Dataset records
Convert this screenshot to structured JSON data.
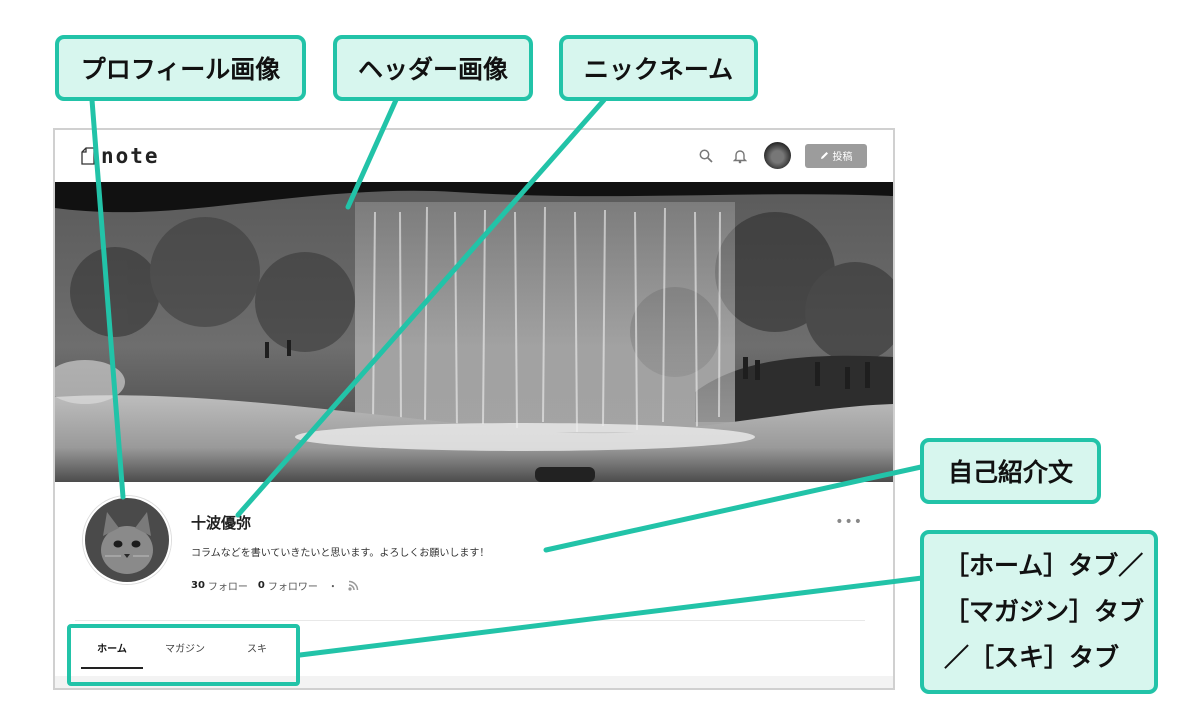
{
  "annotations": {
    "profile_image": "プロフィール画像",
    "header_image": "ヘッダー画像",
    "nickname": "ニックネーム",
    "bio": "自己紹介文",
    "tabs_line1": "［ホーム］タブ／",
    "tabs_line2": "［マガジン］タブ",
    "tabs_line3": "／［スキ］タブ"
  },
  "colors": {
    "callout_border": "#22c3a8",
    "callout_fill": "#d7f6ee"
  },
  "app": {
    "logo": "note",
    "post_button": "投稿",
    "icons": [
      "note-logo-icon",
      "search-icon",
      "bell-icon",
      "avatar",
      "pencil-icon"
    ]
  },
  "profile": {
    "nickname": "十波優弥",
    "bio": "コラムなどを書いていきたいと思います。よろしくお願いします！",
    "follow_count": "30",
    "follow_label": "フォロー",
    "follower_count": "0",
    "follower_label": "フォロワー",
    "separator": "・",
    "more": "•••"
  },
  "tabs": [
    "ホーム",
    "マガジン",
    "スキ"
  ]
}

## Exercise directions
Could you repeat all of the material exactly? Pictures should not be copied.

## Correct response
Convert this screenshot to structured JSON data.
{
  "annotations": {
    "profile_image": "プロフィール画像",
    "header_image": "ヘッダー画像",
    "nickname": "ニックネーム",
    "bio": "自己紹介文",
    "tabs_line1": "［ホーム］タブ／",
    "tabs_line2": "［マガジン］タブ",
    "tabs_line3": "／［スキ］タブ"
  },
  "colors": {
    "callout_border": "#22c3a8",
    "callout_fill": "#d7f6ee"
  },
  "app": {
    "logo": "note",
    "post_button": "投稿",
    "icons": [
      "note-logo-icon",
      "search-icon",
      "bell-icon",
      "avatar",
      "pencil-icon"
    ]
  },
  "profile": {
    "nickname": "十波優弥",
    "bio": "コラムなどを書いていきたいと思います。よろしくお願いします！",
    "follow_count": "30",
    "follow_label": "フォロー",
    "follower_count": "0",
    "follower_label": "フォロワー",
    "separator": "・",
    "more": "•••"
  },
  "tabs": [
    "ホーム",
    "マガジン",
    "スキ"
  ]
}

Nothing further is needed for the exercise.